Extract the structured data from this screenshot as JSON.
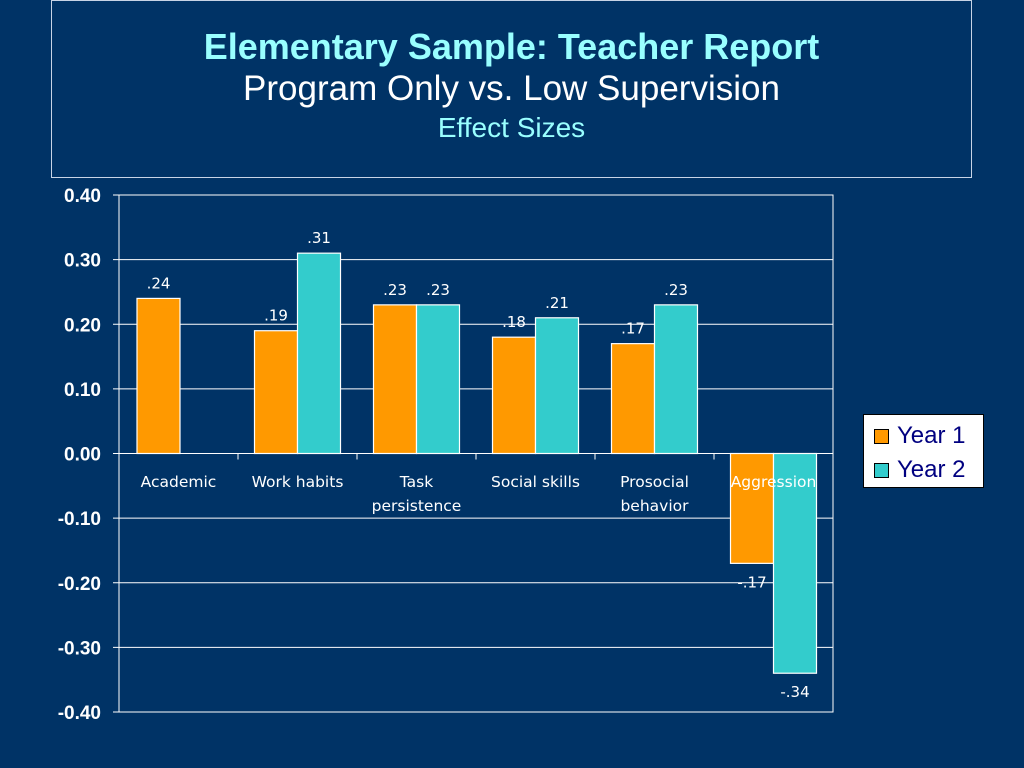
{
  "title": {
    "line1": "Elementary Sample: Teacher Report",
    "line2": "Program Only vs. Low Supervision",
    "line3": "Effect Sizes"
  },
  "colors": {
    "background": "#003366",
    "year1": "#ff9900",
    "year2": "#33cccc",
    "title_accent": "#99ffff"
  },
  "chart_data": {
    "type": "bar",
    "categories": [
      [
        "Academic"
      ],
      [
        "Work habits"
      ],
      [
        "Task",
        "persistence"
      ],
      [
        "Social skills"
      ],
      [
        "Prosocial",
        "behavior"
      ],
      [
        "Aggression"
      ]
    ],
    "series": [
      {
        "name": "Year 1",
        "values": [
          0.24,
          0.19,
          0.23,
          0.18,
          0.17,
          -0.17
        ],
        "labels": [
          ".24",
          ".19",
          ".23",
          ".18",
          ".17",
          "-.17"
        ]
      },
      {
        "name": "Year 2",
        "values": [
          null,
          0.31,
          0.23,
          0.21,
          0.23,
          -0.34
        ],
        "labels": [
          "",
          ".31",
          ".23",
          ".21",
          ".23",
          "-.34"
        ]
      }
    ],
    "yticks": [
      "0.40",
      "0.30",
      "0.20",
      "0.10",
      "0.00",
      "-0.10",
      "-0.20",
      "-0.30",
      "-0.40"
    ],
    "ylim": [
      -0.4,
      0.4
    ],
    "grid": true,
    "legend_position": "right"
  }
}
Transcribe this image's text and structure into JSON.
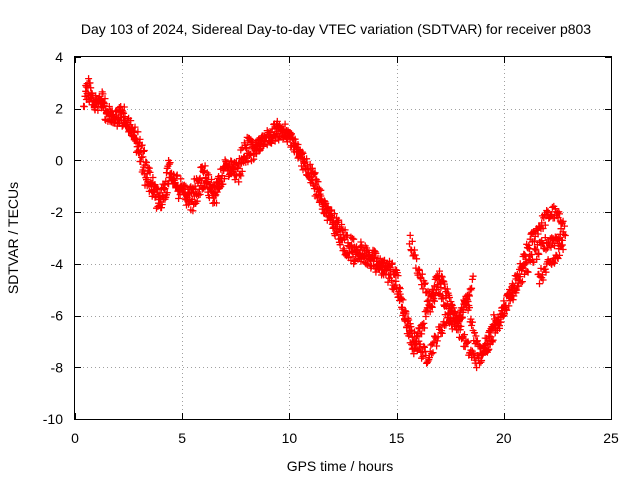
{
  "chart_data": {
    "type": "scatter",
    "title": "Day 103 of 2024, Sidereal Day-to-day VTEC variation (SDTVAR) for receiver p803",
    "xlabel": "GPS time / hours",
    "ylabel": "SDTVAR / TECUs",
    "xlim": [
      0,
      25
    ],
    "ylim": [
      -10,
      4
    ],
    "xticks": [
      0,
      5,
      10,
      15,
      20,
      25
    ],
    "yticks": [
      -10,
      -8,
      -6,
      -4,
      -2,
      0,
      2,
      4
    ],
    "grid": true,
    "marker": "+",
    "color": "#ff0000",
    "series": [
      {
        "x": [
          0.4,
          0.5,
          0.6,
          0.7,
          0.8,
          1.0,
          1.2,
          1.4,
          1.6,
          1.8,
          2.0,
          2.2,
          2.4,
          2.6,
          2.8,
          3.0,
          3.2,
          3.4,
          3.6,
          3.8,
          4.0,
          4.2,
          4.4,
          4.6,
          4.8,
          5.0,
          5.2,
          5.4,
          5.6,
          5.8,
          6.0,
          6.2,
          6.5,
          6.8,
          7.0,
          7.3,
          7.6,
          8.0,
          8.3,
          8.6,
          9.0,
          9.3,
          9.6,
          10.0,
          10.3,
          10.6,
          11.0,
          11.3,
          11.6,
          12.0,
          12.3,
          12.6,
          13.0,
          13.4,
          13.8,
          14.2,
          14.6,
          15.0,
          15.2,
          15.4,
          15.6,
          15.8,
          16.0,
          16.3,
          16.6,
          17.0,
          17.3,
          17.6,
          18.0,
          18.3,
          18.6,
          18.9,
          19.2,
          19.5,
          19.7,
          20.0,
          20.4,
          20.8,
          21.2,
          21.6,
          22.0,
          22.3,
          22.6,
          22.8
        ],
        "y": [
          2.0,
          2.6,
          3.0,
          2.8,
          2.4,
          2.0,
          2.5,
          2.2,
          1.8,
          1.5,
          1.9,
          2.0,
          1.6,
          1.2,
          0.8,
          0.2,
          -0.5,
          -1.0,
          -1.2,
          -1.6,
          -1.4,
          -0.8,
          -0.2,
          -0.8,
          -1.3,
          -1.0,
          -1.5,
          -1.2,
          -0.9,
          -0.5,
          -0.3,
          -0.8,
          -1.2,
          -0.5,
          -0.1,
          -0.3,
          -0.6,
          0.0,
          0.3,
          0.6,
          0.8,
          1.0,
          1.1,
          0.9,
          0.4,
          0.2,
          -0.5,
          -0.9,
          -1.8,
          -2.4,
          -2.9,
          -3.4,
          -3.7,
          -3.6,
          -3.9,
          -4.2,
          -4.0,
          -4.5,
          -5.2,
          -6.0,
          -6.8,
          -7.3,
          -6.8,
          -6.2,
          -5.5,
          -4.8,
          -5.6,
          -6.4,
          -6.0,
          -5.4,
          -6.8,
          -7.5,
          -7.0,
          -6.2,
          -6.4,
          -5.8,
          -5.0,
          -4.2,
          -3.2,
          -2.6,
          -2.2,
          -2.0,
          -2.3,
          -2.1
        ]
      },
      {
        "x": [
          0.5,
          1.0,
          1.5,
          2.0,
          2.5,
          3.0,
          3.5,
          4.0,
          4.5,
          5.0,
          5.5,
          6.0,
          6.5,
          7.0,
          7.5,
          8.0,
          8.5,
          9.0,
          9.5,
          10.0,
          10.5,
          11.0,
          11.5,
          12.0,
          12.5,
          13.0,
          13.5,
          14.0,
          14.5,
          15.0,
          15.3,
          15.6,
          16.0,
          16.4,
          16.8,
          17.2,
          17.6,
          18.0,
          18.4,
          18.8,
          19.2,
          19.6,
          20.0,
          20.5,
          21.0,
          21.5,
          22.0,
          22.5,
          22.9
        ],
        "y": [
          2.5,
          2.2,
          1.8,
          1.6,
          1.4,
          0.8,
          -0.6,
          -1.6,
          -0.6,
          -1.0,
          -1.8,
          -0.8,
          -1.6,
          -0.4,
          -0.2,
          0.6,
          0.5,
          0.9,
          1.3,
          1.0,
          0.2,
          -0.8,
          -1.6,
          -2.2,
          -2.8,
          -3.3,
          -3.5,
          -3.8,
          -4.3,
          -5.0,
          -5.8,
          -6.5,
          -7.2,
          -7.6,
          -7.0,
          -6.3,
          -5.8,
          -6.7,
          -7.4,
          -7.8,
          -7.2,
          -6.5,
          -5.7,
          -5.0,
          -4.2,
          -3.6,
          -3.2,
          -3.0,
          -2.8
        ]
      },
      {
        "x": [
          15.6,
          15.8,
          16.0,
          16.2,
          16.4,
          16.6,
          16.8,
          17.0,
          17.2,
          17.4,
          17.6,
          17.8,
          18.0,
          18.2,
          18.4,
          18.6
        ],
        "y": [
          -3.0,
          -3.6,
          -4.2,
          -4.7,
          -5.1,
          -5.4,
          -4.8,
          -4.4,
          -4.8,
          -5.3,
          -5.8,
          -6.3,
          -6.0,
          -5.5,
          -5.0,
          -4.6
        ]
      },
      {
        "x": [
          21.6,
          21.8,
          22.0,
          22.2,
          22.4,
          22.6,
          22.8
        ],
        "y": [
          -4.6,
          -4.4,
          -4.2,
          -4.0,
          -3.8,
          -3.6,
          -3.3
        ]
      }
    ]
  }
}
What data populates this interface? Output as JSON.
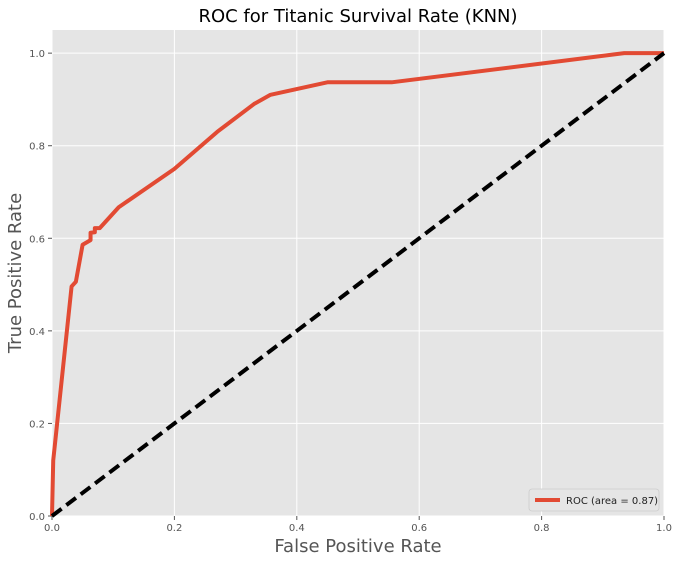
═══
→ TASK DIRECTIONS
Your copy should hold every record word for word and none of the pictures.

→ RESPONSE BELOW
Extract the structured data from this screenshot as JSON.
{
  "title": {
    "line1": "Elementary Sample: Teacher Report",
    "line2": "Program Only vs. Low Supervision",
    "line3": "Effect Sizes"
  },
  "colors": {
    "background": "#003366",
    "year1": "#ff9900",
    "year2": "#33cccc",
    "title_accent": "#99ffff"
  },
  "chart_data": {
    "type": "bar",
    "categories": [
      [
        "Academic"
      ],
      [
        "Work habits"
      ],
      [
        "Task",
        "persistence"
      ],
      [
        "Social skills"
      ],
      [
        "Prosocial",
        "behavior"
      ],
      [
        "Aggression"
      ]
    ],
    "series": [
      {
        "name": "Year 1",
        "values": [
          0.24,
          0.19,
          0.23,
          0.18,
          0.17,
          -0.17
        ],
        "labels": [
          ".24",
          ".19",
          ".23",
          ".18",
          ".17",
          "-.17"
        ]
      },
      {
        "name": "Year 2",
        "values": [
          null,
          0.31,
          0.23,
          0.21,
          0.23,
          -0.34
        ],
        "labels": [
          "",
          ".31",
          ".23",
          ".21",
          ".23",
          "-.34"
        ]
      }
    ],
    "yticks": [
      "0.40",
      "0.30",
      "0.20",
      "0.10",
      "0.00",
      "-0.10",
      "-0.20",
      "-0.30",
      "-0.40"
    ],
    "ylim": [
      -0.4,
      0.4
    ],
    "grid": true,
    "legend_position": "right"
  }
}
Transcribe this image's text and structure into JSON.
{
  "chart_data": {
    "type": "scatter",
    "title": "Day 103 of 2024, Sidereal Day-to-day VTEC variation (SDTVAR) for receiver p803",
    "xlabel": "GPS time / hours",
    "ylabel": "SDTVAR / TECUs",
    "xlim": [
      0,
      25
    ],
    "ylim": [
      -10,
      4
    ],
    "xticks": [
      0,
      5,
      10,
      15,
      20,
      25
    ],
    "yticks": [
      -10,
      -8,
      -6,
      -4,
      -2,
      0,
      2,
      4
    ],
    "grid": true,
    "marker": "+",
    "color": "#ff0000",
    "series": [
      {
        "x": [
          0.4,
          0.5,
          0.6,
          0.7,
          0.8,
          1.0,
          1.2,
          1.4,
          1.6,
          1.8,
          2.0,
          2.2,
          2.4,
          2.6,
          2.8,
          3.0,
          3.2,
          3.4,
          3.6,
          3.8,
          4.0,
          4.2,
          4.4,
          4.6,
          4.8,
          5.0,
          5.2,
          5.4,
          5.6,
          5.8,
          6.0,
          6.2,
          6.5,
          6.8,
          7.0,
          7.3,
          7.6,
          8.0,
          8.3,
          8.6,
          9.0,
          9.3,
          9.6,
          10.0,
          10.3,
          10.6,
          11.0,
          11.3,
          11.6,
          12.0,
          12.3,
          12.6,
          13.0,
          13.4,
          13.8,
          14.2,
          14.6,
          15.0,
          15.2,
          15.4,
          15.6,
          15.8,
          16.0,
          16.3,
          16.6,
          17.0,
          17.3,
          17.6,
          18.0,
          18.3,
          18.6,
          18.9,
          19.2,
          19.5,
          19.7,
          20.0,
          20.4,
          20.8,
          21.2,
          21.6,
          22.0,
          22.3,
          22.6,
          22.8
        ],
        "y": [
          2.0,
          2.6,
          3.0,
          2.8,
          2.4,
          2.0,
          2.5,
          2.2,
          1.8,
          1.5,
          1.9,
          2.0,
          1.6,
          1.2,
          0.8,
          0.2,
          -0.5,
          -1.0,
          -1.2,
          -1.6,
          -1.4,
          -0.8,
          -0.2,
          -0.8,
          -1.3,
          -1.0,
          -1.5,
          -1.2,
          -0.9,
          -0.5,
          -0.3,
          -0.8,
          -1.2,
          -0.5,
          -0.1,
          -0.3,
          -0.6,
          0.0,
          0.3,
          0.6,
          0.8,
          1.0,
          1.1,
          0.9,
          0.4,
          0.2,
          -0.5,
          -0.9,
          -1.8,
          -2.4,
          -2.9,
          -3.4,
          -3.7,
          -3.6,
          -3.9,
          -4.2,
          -4.0,
          -4.5,
          -5.2,
          -6.0,
          -6.8,
          -7.3,
          -6.8,
          -6.2,
          -5.5,
          -4.8,
          -5.6,
          -6.4,
          -6.0,
          -5.4,
          -6.8,
          -7.5,
          -7.0,
          -6.2,
          -6.4,
          -5.8,
          -5.0,
          -4.2,
          -3.2,
          -2.6,
          -2.2,
          -2.0,
          -2.3,
          -2.1
        ]
      },
      {
        "x": [
          0.5,
          1.0,
          1.5,
          2.0,
          2.5,
          3.0,
          3.5,
          4.0,
          4.5,
          5.0,
          5.5,
          6.0,
          6.5,
          7.0,
          7.5,
          8.0,
          8.5,
          9.0,
          9.5,
          10.0,
          10.5,
          11.0,
          11.5,
          12.0,
          12.5,
          13.0,
          13.5,
          14.0,
          14.5,
          15.0,
          15.3,
          15.6,
          16.0,
          16.4,
          16.8,
          17.2,
          17.6,
          18.0,
          18.4,
          18.8,
          19.2,
          19.6,
          20.0,
          20.5,
          21.0,
          21.5,
          22.0,
          22.5,
          22.9
        ],
        "y": [
          2.5,
          2.2,
          1.8,
          1.6,
          1.4,
          0.8,
          -0.6,
          -1.6,
          -0.6,
          -1.0,
          -1.8,
          -0.8,
          -1.6,
          -0.4,
          -0.2,
          0.6,
          0.5,
          0.9,
          1.3,
          1.0,
          0.2,
          -0.8,
          -1.6,
          -2.2,
          -2.8,
          -3.3,
          -3.5,
          -3.8,
          -4.3,
          -5.0,
          -5.8,
          -6.5,
          -7.2,
          -7.6,
          -7.0,
          -6.3,
          -5.8,
          -6.7,
          -7.4,
          -7.8,
          -7.2,
          -6.5,
          -5.7,
          -5.0,
          -4.2,
          -3.6,
          -3.2,
          -3.0,
          -2.8
        ]
      },
      {
        "x": [
          15.6,
          15.8,
          16.0,
          16.2,
          16.4,
          16.6,
          16.8,
          17.0,
          17.2,
          17.4,
          17.6,
          17.8,
          18.0,
          18.2,
          18.4,
          18.6
        ],
        "y": [
          -3.0,
          -3.6,
          -4.2,
          -4.7,
          -5.1,
          -5.4,
          -4.8,
          -4.4,
          -4.8,
          -5.3,
          -5.8,
          -6.3,
          -6.0,
          -5.5,
          -5.0,
          -4.6
        ]
      },
      {
        "x": [
          21.6,
          21.8,
          22.0,
          22.2,
          22.4,
          22.6,
          22.8
        ],
        "y": [
          -4.6,
          -4.4,
          -4.2,
          -4.0,
          -3.8,
          -3.6,
          -3.3
        ]
      }
    ]
  }
}
What data populates this interface? Output as JSON.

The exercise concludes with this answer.